Document layout detection data:

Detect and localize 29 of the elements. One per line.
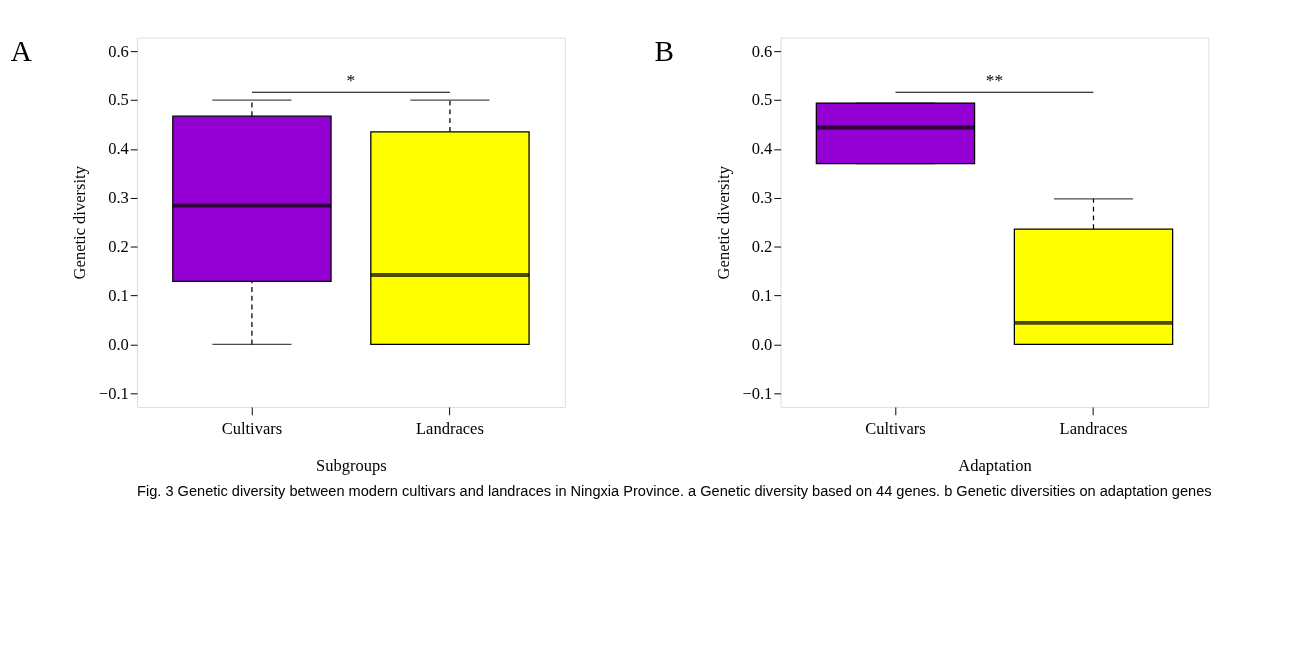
y-tick-label: 0.2 [751, 237, 773, 257]
caption: Fig. 3 Genetic diversity between modern cultivars and landraces in Ningxia Province. a Genetic diversity based on 44 genes. b Genetic diversities on adaptation genes [137, 483, 1212, 500]
chart-title: B [654, 34, 674, 67]
x-tick-label: Landraces [1059, 418, 1128, 438]
y-tick-label: 0.3 [751, 188, 773, 208]
x-tick-label: Cultivars [865, 418, 926, 438]
y-axis-title: Genetic diversity [713, 165, 733, 280]
y-axis-title: Genetic diversity [70, 165, 90, 280]
y-tick-label: 0.2 [108, 237, 129, 257]
y-tick-label: −0.1 [98, 383, 129, 403]
y-tick-label: 0.0 [751, 334, 773, 354]
y-tick-label: 0.3 [108, 188, 129, 208]
annotation: * [346, 70, 356, 91]
chart-title: A [10, 34, 32, 67]
x-axis-title: Adaptation [958, 455, 1033, 475]
y-tick-label: 0.4 [108, 139, 129, 159]
y-tick-label: 0.6 [751, 41, 773, 61]
x-tick-label: Cultivars [221, 418, 283, 438]
y-tick-label: 0.1 [751, 285, 773, 305]
y-tick-label: 0.4 [751, 139, 773, 159]
y-tick-label: 0.6 [108, 41, 129, 61]
y-tick-label: 0.1 [108, 285, 129, 305]
y-tick-label: 0.0 [108, 334, 129, 354]
y-tick-label: 0.5 [751, 90, 773, 110]
annotation: ** [985, 70, 1004, 91]
y-tick-label: −0.1 [742, 383, 773, 403]
x-axis-title: Subgroups [316, 455, 387, 475]
y-tick-label: 0.5 [108, 90, 129, 110]
x-tick-label: Landraces [416, 418, 484, 438]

▶ Problem requirements
Could you set down the records above exactly, skipping any picture?

▶ Answer section
Detect and localize 29 of the elements. One per line.
y-tick-label: 0.2 [751, 237, 773, 257]
caption: Fig. 3 Genetic diversity between modern cultivars and landraces in Ningxia Province. a Genetic diversity based on 44 genes. b Genetic diversities on adaptation genes [137, 483, 1212, 500]
chart-title: B [654, 34, 674, 67]
x-tick-label: Landraces [1059, 418, 1128, 438]
y-tick-label: 0.3 [751, 188, 773, 208]
x-tick-label: Cultivars [865, 418, 926, 438]
y-axis-title: Genetic diversity [713, 165, 733, 280]
y-axis-title: Genetic diversity [70, 165, 90, 280]
y-tick-label: 0.2 [108, 237, 129, 257]
y-tick-label: −0.1 [98, 383, 129, 403]
y-tick-label: 0.0 [751, 334, 773, 354]
y-tick-label: 0.3 [108, 188, 129, 208]
annotation: * [346, 70, 356, 91]
chart-title: A [10, 34, 32, 67]
x-axis-title: Adaptation [958, 455, 1033, 475]
y-tick-label: 0.4 [108, 139, 129, 159]
y-tick-label: 0.6 [751, 41, 773, 61]
x-tick-label: Cultivars [221, 418, 283, 438]
y-tick-label: 0.1 [751, 285, 773, 305]
y-tick-label: 0.4 [751, 139, 773, 159]
y-tick-label: 0.6 [108, 41, 129, 61]
y-tick-label: 0.1 [108, 285, 129, 305]
y-tick-label: 0.0 [108, 334, 129, 354]
y-tick-label: 0.5 [751, 90, 773, 110]
annotation: ** [985, 70, 1004, 91]
y-tick-label: −0.1 [742, 383, 773, 403]
x-axis-title: Subgroups [316, 455, 387, 475]
y-tick-label: 0.5 [108, 90, 129, 110]
x-tick-label: Landraces [416, 418, 484, 438]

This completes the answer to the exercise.